Collected data
::::::

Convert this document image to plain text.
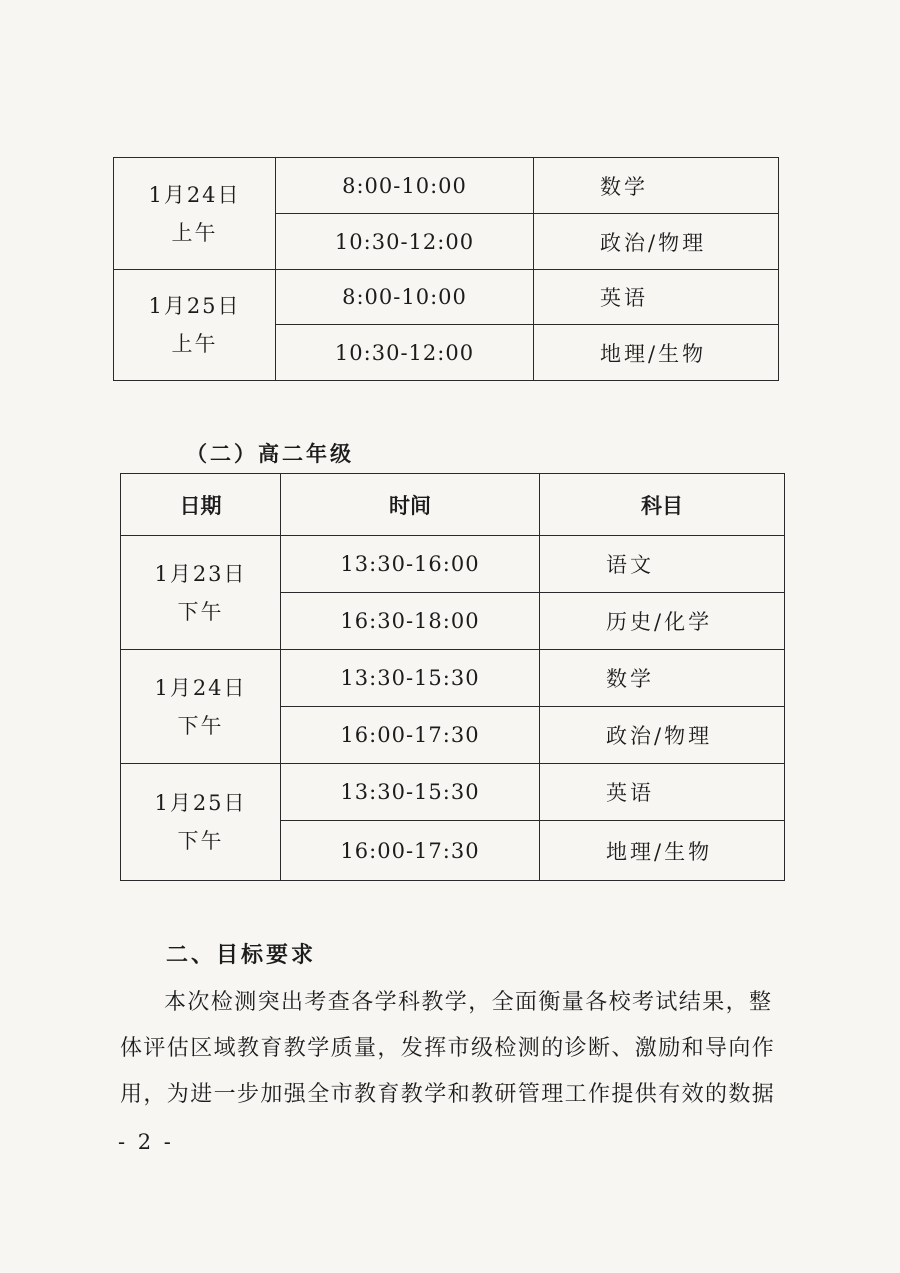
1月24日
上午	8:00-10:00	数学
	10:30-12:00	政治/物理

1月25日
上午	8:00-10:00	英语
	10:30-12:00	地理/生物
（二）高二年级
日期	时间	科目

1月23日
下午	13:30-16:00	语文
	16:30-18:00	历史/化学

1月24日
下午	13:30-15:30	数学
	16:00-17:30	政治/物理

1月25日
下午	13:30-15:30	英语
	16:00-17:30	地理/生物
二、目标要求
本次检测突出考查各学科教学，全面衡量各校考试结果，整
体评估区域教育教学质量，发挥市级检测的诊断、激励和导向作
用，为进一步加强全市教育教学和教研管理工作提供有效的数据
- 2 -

::::::

* _Goal_
Give back the entries verbatim. Do not include any picture.

* _Task output_
Convert this document image to plain text.
1月24日
上午	8:00-10:00	数学
	10:30-12:00	政治/物理

1月25日
上午	8:00-10:00	英语
	10:30-12:00	地理/生物
（二）高二年级
日期	时间	科目

1月23日
下午	13:30-16:00	语文
	16:30-18:00	历史/化学

1月24日
下午	13:30-15:30	数学
	16:00-17:30	政治/物理

1月25日
下午	13:30-15:30	英语
	16:00-17:30	地理/生物
二、目标要求
本次检测突出考查各学科教学，全面衡量各校考试结果，整
体评估区域教育教学质量，发挥市级检测的诊断、激励和导向作
用，为进一步加强全市教育教学和教研管理工作提供有效的数据
- 2 -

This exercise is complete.